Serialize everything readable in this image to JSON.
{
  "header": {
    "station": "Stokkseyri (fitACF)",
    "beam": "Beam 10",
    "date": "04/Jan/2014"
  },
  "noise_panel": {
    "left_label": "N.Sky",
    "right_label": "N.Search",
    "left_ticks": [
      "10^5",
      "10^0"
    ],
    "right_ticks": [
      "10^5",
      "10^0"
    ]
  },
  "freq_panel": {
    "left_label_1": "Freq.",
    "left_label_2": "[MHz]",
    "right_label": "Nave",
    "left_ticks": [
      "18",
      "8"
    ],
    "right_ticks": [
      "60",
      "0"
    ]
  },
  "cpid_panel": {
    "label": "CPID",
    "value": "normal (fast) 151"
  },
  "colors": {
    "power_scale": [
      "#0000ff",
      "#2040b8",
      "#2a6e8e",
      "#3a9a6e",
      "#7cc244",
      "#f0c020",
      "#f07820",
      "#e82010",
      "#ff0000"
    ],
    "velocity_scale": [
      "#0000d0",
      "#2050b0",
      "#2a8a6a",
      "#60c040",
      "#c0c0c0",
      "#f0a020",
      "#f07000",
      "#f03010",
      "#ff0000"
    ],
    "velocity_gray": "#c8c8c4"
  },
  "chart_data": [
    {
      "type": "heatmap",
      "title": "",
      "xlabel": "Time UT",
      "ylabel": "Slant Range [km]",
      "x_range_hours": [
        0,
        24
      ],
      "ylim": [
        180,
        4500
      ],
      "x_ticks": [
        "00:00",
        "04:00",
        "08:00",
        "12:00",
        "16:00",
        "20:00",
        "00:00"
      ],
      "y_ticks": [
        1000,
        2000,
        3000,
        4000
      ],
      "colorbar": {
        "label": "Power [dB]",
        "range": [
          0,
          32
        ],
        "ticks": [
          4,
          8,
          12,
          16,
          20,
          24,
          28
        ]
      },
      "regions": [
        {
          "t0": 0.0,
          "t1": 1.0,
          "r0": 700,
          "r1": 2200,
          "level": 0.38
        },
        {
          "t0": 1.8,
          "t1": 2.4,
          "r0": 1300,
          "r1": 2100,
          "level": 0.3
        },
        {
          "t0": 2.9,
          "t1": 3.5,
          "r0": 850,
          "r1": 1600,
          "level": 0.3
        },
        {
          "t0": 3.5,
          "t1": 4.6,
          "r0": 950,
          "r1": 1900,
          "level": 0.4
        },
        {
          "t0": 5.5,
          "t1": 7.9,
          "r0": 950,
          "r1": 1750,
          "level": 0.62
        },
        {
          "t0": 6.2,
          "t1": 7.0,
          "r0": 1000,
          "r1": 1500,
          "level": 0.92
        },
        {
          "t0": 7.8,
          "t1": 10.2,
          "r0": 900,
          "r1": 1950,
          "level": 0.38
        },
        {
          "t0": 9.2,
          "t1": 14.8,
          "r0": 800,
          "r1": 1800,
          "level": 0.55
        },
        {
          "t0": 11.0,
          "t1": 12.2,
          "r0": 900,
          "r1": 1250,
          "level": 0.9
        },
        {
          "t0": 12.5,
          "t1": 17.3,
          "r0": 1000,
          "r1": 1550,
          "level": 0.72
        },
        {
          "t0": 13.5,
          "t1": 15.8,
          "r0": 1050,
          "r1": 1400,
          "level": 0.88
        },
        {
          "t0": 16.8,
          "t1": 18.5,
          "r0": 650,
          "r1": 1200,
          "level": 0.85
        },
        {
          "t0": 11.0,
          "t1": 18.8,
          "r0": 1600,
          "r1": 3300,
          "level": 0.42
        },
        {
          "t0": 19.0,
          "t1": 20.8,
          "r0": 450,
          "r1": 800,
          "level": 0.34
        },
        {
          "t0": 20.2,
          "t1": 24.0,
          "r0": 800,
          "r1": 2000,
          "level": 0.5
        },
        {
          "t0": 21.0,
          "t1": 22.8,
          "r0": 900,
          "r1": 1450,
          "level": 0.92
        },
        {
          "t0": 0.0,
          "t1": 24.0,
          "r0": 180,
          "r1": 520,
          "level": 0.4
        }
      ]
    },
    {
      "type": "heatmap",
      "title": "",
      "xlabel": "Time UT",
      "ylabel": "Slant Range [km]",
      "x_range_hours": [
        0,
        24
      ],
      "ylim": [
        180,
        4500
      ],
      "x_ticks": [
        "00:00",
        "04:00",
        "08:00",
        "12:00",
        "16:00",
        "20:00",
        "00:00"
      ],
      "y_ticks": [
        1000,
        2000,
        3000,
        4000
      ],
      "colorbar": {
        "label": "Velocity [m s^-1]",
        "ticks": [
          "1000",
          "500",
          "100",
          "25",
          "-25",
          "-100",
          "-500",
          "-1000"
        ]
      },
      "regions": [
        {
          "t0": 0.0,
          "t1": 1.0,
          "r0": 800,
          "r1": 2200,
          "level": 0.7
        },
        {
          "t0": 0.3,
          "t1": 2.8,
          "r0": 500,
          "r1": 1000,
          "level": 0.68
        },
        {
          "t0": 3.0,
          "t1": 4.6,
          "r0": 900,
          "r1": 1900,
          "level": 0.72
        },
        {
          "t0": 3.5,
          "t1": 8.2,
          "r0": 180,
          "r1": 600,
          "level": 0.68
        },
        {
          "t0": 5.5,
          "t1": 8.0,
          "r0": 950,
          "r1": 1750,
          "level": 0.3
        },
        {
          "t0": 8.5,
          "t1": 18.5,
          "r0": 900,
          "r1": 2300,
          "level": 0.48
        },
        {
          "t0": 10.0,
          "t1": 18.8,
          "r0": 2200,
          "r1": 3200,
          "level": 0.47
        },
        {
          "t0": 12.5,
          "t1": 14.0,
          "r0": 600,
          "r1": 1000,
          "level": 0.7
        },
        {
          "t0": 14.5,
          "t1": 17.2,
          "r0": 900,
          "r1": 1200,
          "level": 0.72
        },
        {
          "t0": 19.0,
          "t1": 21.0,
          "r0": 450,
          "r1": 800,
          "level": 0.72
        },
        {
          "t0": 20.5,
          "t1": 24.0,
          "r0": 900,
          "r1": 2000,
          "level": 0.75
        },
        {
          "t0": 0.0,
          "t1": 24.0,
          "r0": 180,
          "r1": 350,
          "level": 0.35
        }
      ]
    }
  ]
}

GIVEN TASK: Restate the whole listing exactly.

RESPONSE TO THIS TASK:
Serialize everything readable in this image to JSON.
{
  "header": {
    "station": "Stokkseyri (fitACF)",
    "beam": "Beam 10",
    "date": "04/Jan/2014"
  },
  "noise_panel": {
    "left_label": "N.Sky",
    "right_label": "N.Search",
    "left_ticks": [
      "10^5",
      "10^0"
    ],
    "right_ticks": [
      "10^5",
      "10^0"
    ]
  },
  "freq_panel": {
    "left_label_1": "Freq.",
    "left_label_2": "[MHz]",
    "right_label": "Nave",
    "left_ticks": [
      "18",
      "8"
    ],
    "right_ticks": [
      "60",
      "0"
    ]
  },
  "cpid_panel": {
    "label": "CPID",
    "value": "normal (fast) 151"
  },
  "colors": {
    "power_scale": [
      "#0000ff",
      "#2040b8",
      "#2a6e8e",
      "#3a9a6e",
      "#7cc244",
      "#f0c020",
      "#f07820",
      "#e82010",
      "#ff0000"
    ],
    "velocity_scale": [
      "#0000d0",
      "#2050b0",
      "#2a8a6a",
      "#60c040",
      "#c0c0c0",
      "#f0a020",
      "#f07000",
      "#f03010",
      "#ff0000"
    ],
    "velocity_gray": "#c8c8c4"
  },
  "chart_data": [
    {
      "type": "heatmap",
      "title": "",
      "xlabel": "Time UT",
      "ylabel": "Slant Range [km]",
      "x_range_hours": [
        0,
        24
      ],
      "ylim": [
        180,
        4500
      ],
      "x_ticks": [
        "00:00",
        "04:00",
        "08:00",
        "12:00",
        "16:00",
        "20:00",
        "00:00"
      ],
      "y_ticks": [
        1000,
        2000,
        3000,
        4000
      ],
      "colorbar": {
        "label": "Power [dB]",
        "range": [
          0,
          32
        ],
        "ticks": [
          4,
          8,
          12,
          16,
          20,
          24,
          28
        ]
      },
      "regions": [
        {
          "t0": 0.0,
          "t1": 1.0,
          "r0": 700,
          "r1": 2200,
          "level": 0.38
        },
        {
          "t0": 1.8,
          "t1": 2.4,
          "r0": 1300,
          "r1": 2100,
          "level": 0.3
        },
        {
          "t0": 2.9,
          "t1": 3.5,
          "r0": 850,
          "r1": 1600,
          "level": 0.3
        },
        {
          "t0": 3.5,
          "t1": 4.6,
          "r0": 950,
          "r1": 1900,
          "level": 0.4
        },
        {
          "t0": 5.5,
          "t1": 7.9,
          "r0": 950,
          "r1": 1750,
          "level": 0.62
        },
        {
          "t0": 6.2,
          "t1": 7.0,
          "r0": 1000,
          "r1": 1500,
          "level": 0.92
        },
        {
          "t0": 7.8,
          "t1": 10.2,
          "r0": 900,
          "r1": 1950,
          "level": 0.38
        },
        {
          "t0": 9.2,
          "t1": 14.8,
          "r0": 800,
          "r1": 1800,
          "level": 0.55
        },
        {
          "t0": 11.0,
          "t1": 12.2,
          "r0": 900,
          "r1": 1250,
          "level": 0.9
        },
        {
          "t0": 12.5,
          "t1": 17.3,
          "r0": 1000,
          "r1": 1550,
          "level": 0.72
        },
        {
          "t0": 13.5,
          "t1": 15.8,
          "r0": 1050,
          "r1": 1400,
          "level": 0.88
        },
        {
          "t0": 16.8,
          "t1": 18.5,
          "r0": 650,
          "r1": 1200,
          "level": 0.85
        },
        {
          "t0": 11.0,
          "t1": 18.8,
          "r0": 1600,
          "r1": 3300,
          "level": 0.42
        },
        {
          "t0": 19.0,
          "t1": 20.8,
          "r0": 450,
          "r1": 800,
          "level": 0.34
        },
        {
          "t0": 20.2,
          "t1": 24.0,
          "r0": 800,
          "r1": 2000,
          "level": 0.5
        },
        {
          "t0": 21.0,
          "t1": 22.8,
          "r0": 900,
          "r1": 1450,
          "level": 0.92
        },
        {
          "t0": 0.0,
          "t1": 24.0,
          "r0": 180,
          "r1": 520,
          "level": 0.4
        }
      ]
    },
    {
      "type": "heatmap",
      "title": "",
      "xlabel": "Time UT",
      "ylabel": "Slant Range [km]",
      "x_range_hours": [
        0,
        24
      ],
      "ylim": [
        180,
        4500
      ],
      "x_ticks": [
        "00:00",
        "04:00",
        "08:00",
        "12:00",
        "16:00",
        "20:00",
        "00:00"
      ],
      "y_ticks": [
        1000,
        2000,
        3000,
        4000
      ],
      "colorbar": {
        "label": "Velocity [m s^-1]",
        "ticks": [
          "1000",
          "500",
          "100",
          "25",
          "-25",
          "-100",
          "-500",
          "-1000"
        ]
      },
      "regions": [
        {
          "t0": 0.0,
          "t1": 1.0,
          "r0": 800,
          "r1": 2200,
          "level": 0.7
        },
        {
          "t0": 0.3,
          "t1": 2.8,
          "r0": 500,
          "r1": 1000,
          "level": 0.68
        },
        {
          "t0": 3.0,
          "t1": 4.6,
          "r0": 900,
          "r1": 1900,
          "level": 0.72
        },
        {
          "t0": 3.5,
          "t1": 8.2,
          "r0": 180,
          "r1": 600,
          "level": 0.68
        },
        {
          "t0": 5.5,
          "t1": 8.0,
          "r0": 950,
          "r1": 1750,
          "level": 0.3
        },
        {
          "t0": 8.5,
          "t1": 18.5,
          "r0": 900,
          "r1": 2300,
          "level": 0.48
        },
        {
          "t0": 10.0,
          "t1": 18.8,
          "r0": 2200,
          "r1": 3200,
          "level": 0.47
        },
        {
          "t0": 12.5,
          "t1": 14.0,
          "r0": 600,
          "r1": 1000,
          "level": 0.7
        },
        {
          "t0": 14.5,
          "t1": 17.2,
          "r0": 900,
          "r1": 1200,
          "level": 0.72
        },
        {
          "t0": 19.0,
          "t1": 21.0,
          "r0": 450,
          "r1": 800,
          "level": 0.72
        },
        {
          "t0": 20.5,
          "t1": 24.0,
          "r0": 900,
          "r1": 2000,
          "level": 0.75
        },
        {
          "t0": 0.0,
          "t1": 24.0,
          "r0": 180,
          "r1": 350,
          "level": 0.35
        }
      ]
    }
  ]
}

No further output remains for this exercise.